Look through the entries below, please, and copy every line with the word "Luxembourg".

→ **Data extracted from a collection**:
+++

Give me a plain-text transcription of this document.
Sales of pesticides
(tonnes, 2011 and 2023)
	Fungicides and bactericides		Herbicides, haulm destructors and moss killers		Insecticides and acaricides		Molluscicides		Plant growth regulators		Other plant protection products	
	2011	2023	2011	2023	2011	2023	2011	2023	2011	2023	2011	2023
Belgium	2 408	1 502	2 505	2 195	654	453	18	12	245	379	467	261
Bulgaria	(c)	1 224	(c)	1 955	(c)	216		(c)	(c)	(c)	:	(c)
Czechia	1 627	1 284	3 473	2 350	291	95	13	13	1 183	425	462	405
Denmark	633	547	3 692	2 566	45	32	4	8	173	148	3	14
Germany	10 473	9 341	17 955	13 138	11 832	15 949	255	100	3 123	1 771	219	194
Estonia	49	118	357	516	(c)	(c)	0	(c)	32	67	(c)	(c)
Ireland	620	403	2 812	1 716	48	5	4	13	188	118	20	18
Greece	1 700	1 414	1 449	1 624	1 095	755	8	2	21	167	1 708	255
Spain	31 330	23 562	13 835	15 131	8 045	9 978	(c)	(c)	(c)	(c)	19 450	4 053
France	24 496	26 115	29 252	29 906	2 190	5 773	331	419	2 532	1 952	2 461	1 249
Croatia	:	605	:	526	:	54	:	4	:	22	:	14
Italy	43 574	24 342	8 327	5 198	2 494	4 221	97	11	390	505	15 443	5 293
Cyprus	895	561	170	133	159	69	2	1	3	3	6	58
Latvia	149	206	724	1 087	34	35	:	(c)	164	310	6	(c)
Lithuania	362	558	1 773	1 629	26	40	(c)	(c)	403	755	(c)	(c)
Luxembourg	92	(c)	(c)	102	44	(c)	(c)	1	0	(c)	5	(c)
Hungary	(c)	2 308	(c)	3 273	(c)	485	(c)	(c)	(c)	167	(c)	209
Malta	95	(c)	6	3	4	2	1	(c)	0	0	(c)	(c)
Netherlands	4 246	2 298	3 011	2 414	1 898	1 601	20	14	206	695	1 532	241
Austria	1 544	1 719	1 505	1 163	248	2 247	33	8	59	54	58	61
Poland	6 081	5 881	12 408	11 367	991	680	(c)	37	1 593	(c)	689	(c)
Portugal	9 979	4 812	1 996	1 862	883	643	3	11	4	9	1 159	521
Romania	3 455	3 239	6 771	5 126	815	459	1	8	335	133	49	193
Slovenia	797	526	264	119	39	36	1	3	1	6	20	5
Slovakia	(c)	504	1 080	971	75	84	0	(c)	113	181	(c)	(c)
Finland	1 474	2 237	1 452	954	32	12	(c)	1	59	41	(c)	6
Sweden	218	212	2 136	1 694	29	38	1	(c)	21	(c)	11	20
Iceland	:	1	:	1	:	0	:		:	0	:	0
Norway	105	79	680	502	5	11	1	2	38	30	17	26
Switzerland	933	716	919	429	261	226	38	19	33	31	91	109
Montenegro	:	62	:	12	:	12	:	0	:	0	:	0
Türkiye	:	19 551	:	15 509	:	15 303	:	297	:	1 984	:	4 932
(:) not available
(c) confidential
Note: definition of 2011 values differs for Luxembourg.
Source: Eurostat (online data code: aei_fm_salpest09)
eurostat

+++

→ **EXERCISE SOLUTION**:
Luxembourg	92	(c)	(c)	102	44	(c)	(c)	1	0	(c)	5	(c)
Note: definition of 2011 values differs for Luxembourg.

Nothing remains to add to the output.